Short exercise> Convert the lines of the records into a JSON list of strings, with one string per line and blank lines omitted. Start with the line that contains "Pick out 45" and continue through the line that contains "x-tick-label: Oct xyxy=(724,344,746,353)".

#### Data entries

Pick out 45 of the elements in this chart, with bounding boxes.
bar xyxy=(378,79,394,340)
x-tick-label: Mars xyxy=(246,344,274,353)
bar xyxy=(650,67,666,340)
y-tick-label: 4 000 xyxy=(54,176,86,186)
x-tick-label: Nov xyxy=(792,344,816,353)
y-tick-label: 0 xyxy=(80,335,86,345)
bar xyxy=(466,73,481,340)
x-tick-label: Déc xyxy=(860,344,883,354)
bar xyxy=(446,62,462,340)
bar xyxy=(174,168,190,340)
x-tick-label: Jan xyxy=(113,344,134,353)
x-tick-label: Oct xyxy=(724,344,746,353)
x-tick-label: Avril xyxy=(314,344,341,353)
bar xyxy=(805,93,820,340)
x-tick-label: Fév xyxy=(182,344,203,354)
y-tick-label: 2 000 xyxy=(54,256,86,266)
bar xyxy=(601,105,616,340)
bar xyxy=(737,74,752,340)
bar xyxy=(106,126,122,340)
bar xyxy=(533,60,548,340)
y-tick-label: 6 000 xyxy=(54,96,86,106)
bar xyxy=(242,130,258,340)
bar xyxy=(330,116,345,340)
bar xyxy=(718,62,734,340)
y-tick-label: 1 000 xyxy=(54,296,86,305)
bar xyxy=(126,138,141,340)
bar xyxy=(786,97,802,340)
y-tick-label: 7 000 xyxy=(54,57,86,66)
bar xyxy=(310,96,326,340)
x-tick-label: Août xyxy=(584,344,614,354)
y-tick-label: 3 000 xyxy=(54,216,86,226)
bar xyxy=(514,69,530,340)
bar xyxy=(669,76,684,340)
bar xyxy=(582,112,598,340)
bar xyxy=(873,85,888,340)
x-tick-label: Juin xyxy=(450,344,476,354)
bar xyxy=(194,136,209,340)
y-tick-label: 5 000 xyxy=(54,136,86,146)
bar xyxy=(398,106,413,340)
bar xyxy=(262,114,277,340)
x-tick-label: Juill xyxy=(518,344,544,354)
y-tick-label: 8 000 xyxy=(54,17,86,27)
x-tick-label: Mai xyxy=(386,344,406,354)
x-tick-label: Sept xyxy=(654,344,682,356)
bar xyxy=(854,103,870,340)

########
#### Data entries

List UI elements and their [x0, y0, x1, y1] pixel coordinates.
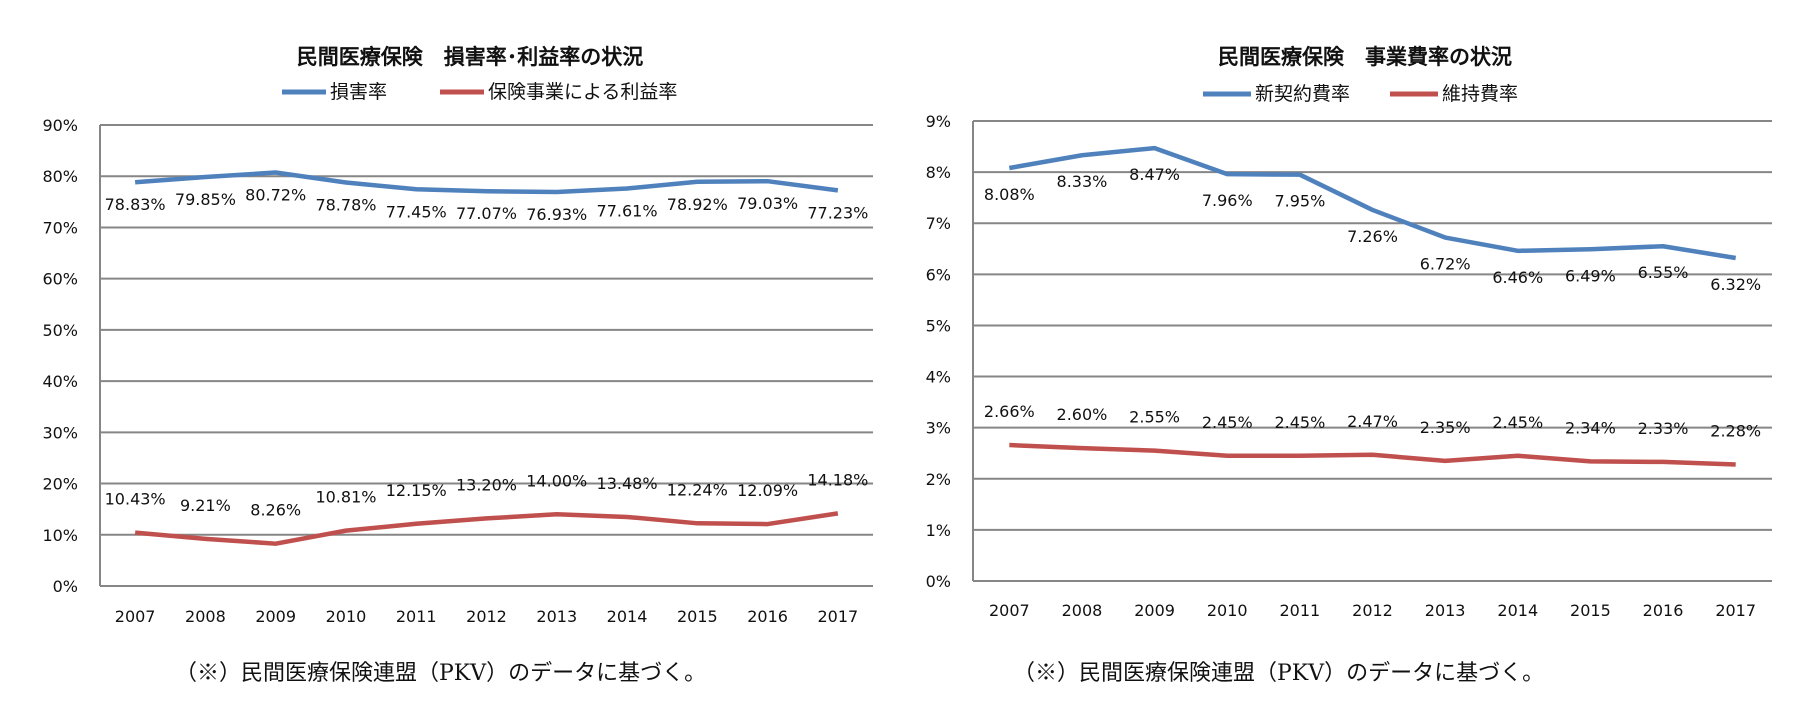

########

Full solution>
[
  "Pick out 45 of the elements in this chart, with bounding boxes.",
  "bar xyxy=(378,79,394,340)",
  "x-tick-label: Mars xyxy=(246,344,274,353)",
  "bar xyxy=(650,67,666,340)",
  "y-tick-label: 4 000 xyxy=(54,176,86,186)",
  "x-tick-label: Nov xyxy=(792,344,816,353)",
  "y-tick-label: 0 xyxy=(80,335,86,345)",
  "bar xyxy=(466,73,481,340)",
  "x-tick-label: Déc xyxy=(860,344,883,354)",
  "bar xyxy=(446,62,462,340)",
  "bar xyxy=(174,168,190,340)",
  "x-tick-label: Jan xyxy=(113,344,134,353)",
  "x-tick-label: Oct xyxy=(724,344,746,353)"
]